>> start Supplied material

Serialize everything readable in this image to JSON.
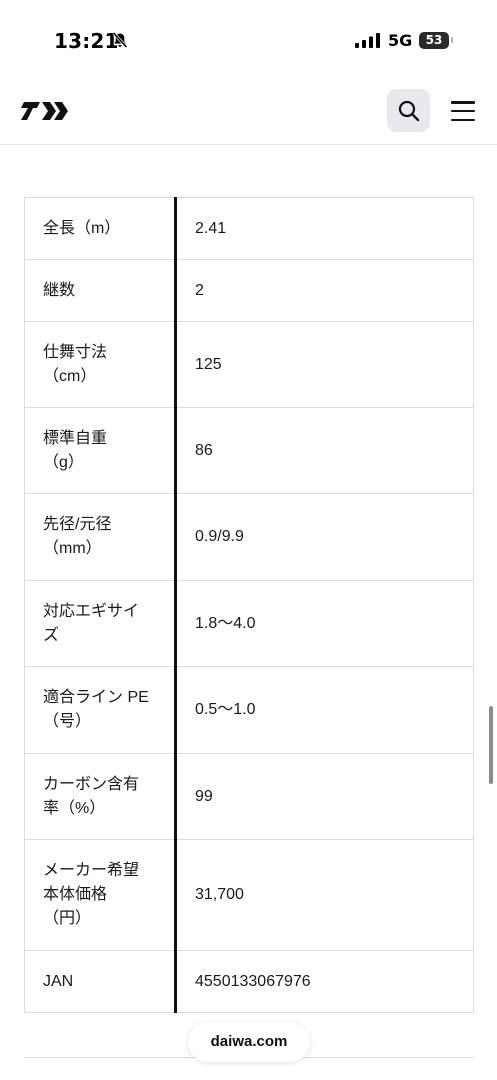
{
  "status_bar": {
    "time": "13:21",
    "network": "5G",
    "battery": "53",
    "icons": {
      "mute": "bell-slash-icon",
      "signal": "signal-bars-icon",
      "battery": "battery-icon"
    }
  },
  "header": {
    "logo_icon": "daiwa-logo",
    "search_icon": "search-icon",
    "menu_icon": "hamburger-menu-icon"
  },
  "spec_table": {
    "rows": [
      {
        "label": "全長（m）",
        "value": "2.41"
      },
      {
        "label": "継数",
        "value": "2"
      },
      {
        "label": "仕舞寸法\n（cm）",
        "value": "125"
      },
      {
        "label": "標準自重\n（g）",
        "value": "86"
      },
      {
        "label": "先径/元径\n（mm）",
        "value": "0.9/9.9"
      },
      {
        "label": "対応エギサイ\nズ",
        "value": "1.8〜4.0"
      },
      {
        "label": "適合ライン PE\n（号）",
        "value": "0.5〜1.0"
      },
      {
        "label": "カーボン含有\n率（%）",
        "value": "99"
      },
      {
        "label": "メーカー希望\n本体価格\n（円）",
        "value": "31,700"
      },
      {
        "label": "JAN",
        "value": "4550133067976"
      }
    ]
  },
  "browser": {
    "url": "daiwa.com"
  },
  "colors": {
    "text": "#1a1a1a",
    "divider": "#dcdcdc",
    "search_bg": "#e8e9ee",
    "accent_rule": "#111111"
  }
}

>> end Supplied material

Stated exercise :: Nothing in the entries should change as you copy them, except that the pictures are left out.

Right answer ::
Serialize everything readable in this image to JSON.
{
  "status_bar": {
    "time": "13:21",
    "network": "5G",
    "battery": "53",
    "icons": {
      "mute": "bell-slash-icon",
      "signal": "signal-bars-icon",
      "battery": "battery-icon"
    }
  },
  "header": {
    "logo_icon": "daiwa-logo",
    "search_icon": "search-icon",
    "menu_icon": "hamburger-menu-icon"
  },
  "spec_table": {
    "rows": [
      {
        "label": "全長（m）",
        "value": "2.41"
      },
      {
        "label": "継数",
        "value": "2"
      },
      {
        "label": "仕舞寸法\n（cm）",
        "value": "125"
      },
      {
        "label": "標準自重\n（g）",
        "value": "86"
      },
      {
        "label": "先径/元径\n（mm）",
        "value": "0.9/9.9"
      },
      {
        "label": "対応エギサイ\nズ",
        "value": "1.8〜4.0"
      },
      {
        "label": "適合ライン PE\n（号）",
        "value": "0.5〜1.0"
      },
      {
        "label": "カーボン含有\n率（%）",
        "value": "99"
      },
      {
        "label": "メーカー希望\n本体価格\n（円）",
        "value": "31,700"
      },
      {
        "label": "JAN",
        "value": "4550133067976"
      }
    ]
  },
  "browser": {
    "url": "daiwa.com"
  },
  "colors": {
    "text": "#1a1a1a",
    "divider": "#dcdcdc",
    "search_bg": "#e8e9ee",
    "accent_rule": "#111111"
  }
}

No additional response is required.